(Dataset entries on figures)
━━━━

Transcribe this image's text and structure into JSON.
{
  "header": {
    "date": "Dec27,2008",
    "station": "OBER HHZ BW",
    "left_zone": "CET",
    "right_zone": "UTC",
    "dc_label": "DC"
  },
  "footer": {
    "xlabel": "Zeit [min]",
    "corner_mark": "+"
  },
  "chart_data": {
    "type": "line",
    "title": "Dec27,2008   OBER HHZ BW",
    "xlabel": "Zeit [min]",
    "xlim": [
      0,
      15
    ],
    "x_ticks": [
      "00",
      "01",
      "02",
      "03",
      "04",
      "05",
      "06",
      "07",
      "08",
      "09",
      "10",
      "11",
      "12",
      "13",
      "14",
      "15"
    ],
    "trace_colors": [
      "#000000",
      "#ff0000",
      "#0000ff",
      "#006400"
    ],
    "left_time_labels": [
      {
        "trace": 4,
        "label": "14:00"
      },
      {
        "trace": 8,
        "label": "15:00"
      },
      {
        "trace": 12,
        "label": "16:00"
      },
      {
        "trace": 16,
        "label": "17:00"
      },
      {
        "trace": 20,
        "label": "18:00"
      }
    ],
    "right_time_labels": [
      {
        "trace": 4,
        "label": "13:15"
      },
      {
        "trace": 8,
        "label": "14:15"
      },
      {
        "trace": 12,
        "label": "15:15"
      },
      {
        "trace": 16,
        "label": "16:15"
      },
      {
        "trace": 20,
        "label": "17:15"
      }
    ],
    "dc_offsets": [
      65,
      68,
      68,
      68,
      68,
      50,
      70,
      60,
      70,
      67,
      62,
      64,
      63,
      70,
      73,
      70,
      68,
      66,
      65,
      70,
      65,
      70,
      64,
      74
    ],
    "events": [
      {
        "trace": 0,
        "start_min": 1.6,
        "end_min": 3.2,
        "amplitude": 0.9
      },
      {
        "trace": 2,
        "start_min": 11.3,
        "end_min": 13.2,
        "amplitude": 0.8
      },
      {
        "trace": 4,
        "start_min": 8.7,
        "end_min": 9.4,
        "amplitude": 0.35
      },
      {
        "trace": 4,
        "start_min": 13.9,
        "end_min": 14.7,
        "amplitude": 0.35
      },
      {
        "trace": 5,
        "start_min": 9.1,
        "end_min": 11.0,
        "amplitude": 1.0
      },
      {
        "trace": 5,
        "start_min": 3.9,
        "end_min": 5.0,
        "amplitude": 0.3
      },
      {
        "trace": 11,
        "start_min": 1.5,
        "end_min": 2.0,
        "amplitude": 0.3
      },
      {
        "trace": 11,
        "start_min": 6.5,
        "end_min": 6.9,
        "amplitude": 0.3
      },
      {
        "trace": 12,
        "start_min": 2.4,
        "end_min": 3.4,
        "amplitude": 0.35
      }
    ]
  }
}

━━━━

- [Goal]: Return the whole listing exactly, with every line included.

- [Result of the exercise]:
Transcribe this image's text and structure into JSON.
{
  "header": {
    "date": "Dec27,2008",
    "station": "OBER HHZ BW",
    "left_zone": "CET",
    "right_zone": "UTC",
    "dc_label": "DC"
  },
  "footer": {
    "xlabel": "Zeit [min]",
    "corner_mark": "+"
  },
  "chart_data": {
    "type": "line",
    "title": "Dec27,2008   OBER HHZ BW",
    "xlabel": "Zeit [min]",
    "xlim": [
      0,
      15
    ],
    "x_ticks": [
      "00",
      "01",
      "02",
      "03",
      "04",
      "05",
      "06",
      "07",
      "08",
      "09",
      "10",
      "11",
      "12",
      "13",
      "14",
      "15"
    ],
    "trace_colors": [
      "#000000",
      "#ff0000",
      "#0000ff",
      "#006400"
    ],
    "left_time_labels": [
      {
        "trace": 4,
        "label": "14:00"
      },
      {
        "trace": 8,
        "label": "15:00"
      },
      {
        "trace": 12,
        "label": "16:00"
      },
      {
        "trace": 16,
        "label": "17:00"
      },
      {
        "trace": 20,
        "label": "18:00"
      }
    ],
    "right_time_labels": [
      {
        "trace": 4,
        "label": "13:15"
      },
      {
        "trace": 8,
        "label": "14:15"
      },
      {
        "trace": 12,
        "label": "15:15"
      },
      {
        "trace": 16,
        "label": "16:15"
      },
      {
        "trace": 20,
        "label": "17:15"
      }
    ],
    "dc_offsets": [
      65,
      68,
      68,
      68,
      68,
      50,
      70,
      60,
      70,
      67,
      62,
      64,
      63,
      70,
      73,
      70,
      68,
      66,
      65,
      70,
      65,
      70,
      64,
      74
    ],
    "events": [
      {
        "trace": 0,
        "start_min": 1.6,
        "end_min": 3.2,
        "amplitude": 0.9
      },
      {
        "trace": 2,
        "start_min": 11.3,
        "end_min": 13.2,
        "amplitude": 0.8
      },
      {
        "trace": 4,
        "start_min": 8.7,
        "end_min": 9.4,
        "amplitude": 0.35
      },
      {
        "trace": 4,
        "start_min": 13.9,
        "end_min": 14.7,
        "amplitude": 0.35
      },
      {
        "trace": 5,
        "start_min": 9.1,
        "end_min": 11.0,
        "amplitude": 1.0
      },
      {
        "trace": 5,
        "start_min": 3.9,
        "end_min": 5.0,
        "amplitude": 0.3
      },
      {
        "trace": 11,
        "start_min": 1.5,
        "end_min": 2.0,
        "amplitude": 0.3
      },
      {
        "trace": 11,
        "start_min": 6.5,
        "end_min": 6.9,
        "amplitude": 0.3
      },
      {
        "trace": 12,
        "start_min": 2.4,
        "end_min": 3.4,
        "amplitude": 0.35
      }
    ]
  }
}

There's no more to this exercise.